Extracted data entries:
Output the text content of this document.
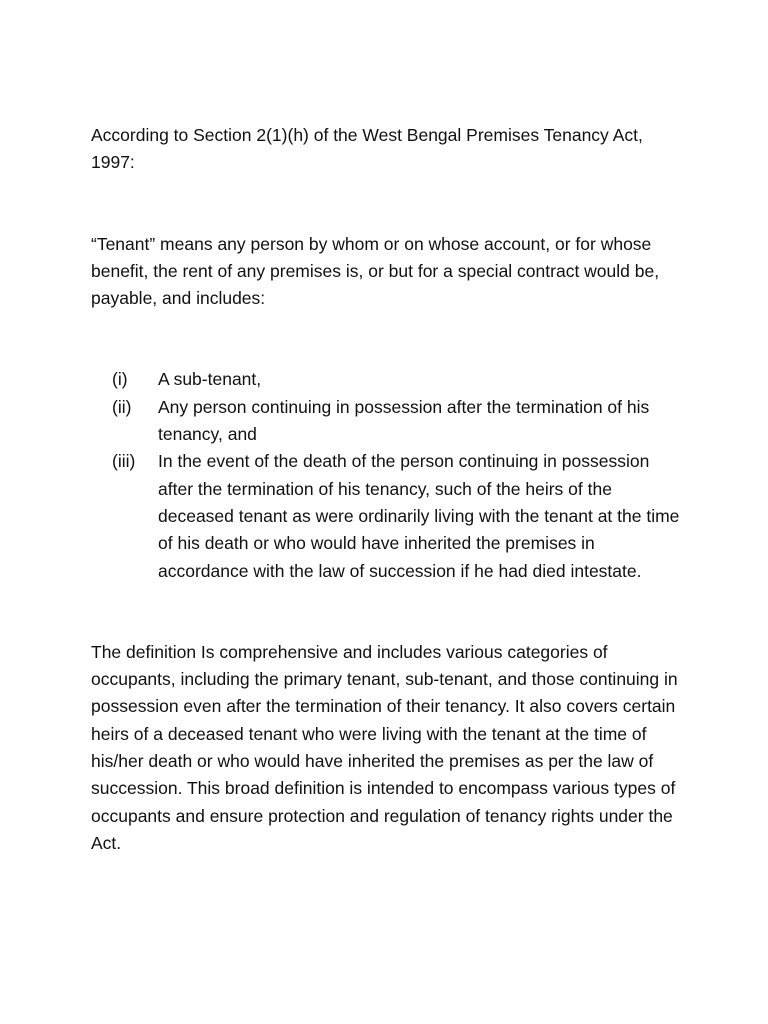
According to Section 2(1)(h) of the West Bengal Premises Tenancy Act, 1997:

“Tenant” means any person by whom or on whose account, or for whose benefit, the rent of any premises is, or but for a special contract would be, payable, and includes:

(i)	A sub-tenant,
(ii)	Any person continuing in possession after the termination of his tenancy, and
(iii)	In the event of the death of the person continuing in possession after the termination of his tenancy, such of the heirs of the deceased tenant as were ordinarily living with the tenant at the time of his death or who would have inherited the premises in accordance with the law of succession if he had died intestate.

The definition Is comprehensive and includes various categories of occupants, including the primary tenant, sub-tenant, and those continuing in possession even after the termination of their tenancy. It also covers certain heirs of a deceased tenant who were living with the tenant at the time of his/her death or who would have inherited the premises as per the law of succession. This broad definition is intended to encompass various types of occupants and ensure protection and regulation of tenancy rights under the Act.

◆ **Exercise brief**:
Which lines hold the word "were"? Copy each of them from the records.

◆ **The result**:
(iii)	In the event of the death of the person continuing in possession after the termination of his tenancy, such of the heirs of the deceased tenant as were ordinarily living with the tenant at the time of his death or who would have inherited the premises in accordance with the law of succession if he had died intestate.
The definition Is comprehensive and includes various categories of occupants, including the primary tenant, sub-tenant, and those continuing in possession even after the termination of their tenancy. It also covers certain heirs of a deceased tenant who were living with the tenant at the time of his/her death or who would have inherited the premises as per the law of succession. This broad definition is intended to encompass various types of occupants and ensure protection and regulation of tenancy rights under the Act.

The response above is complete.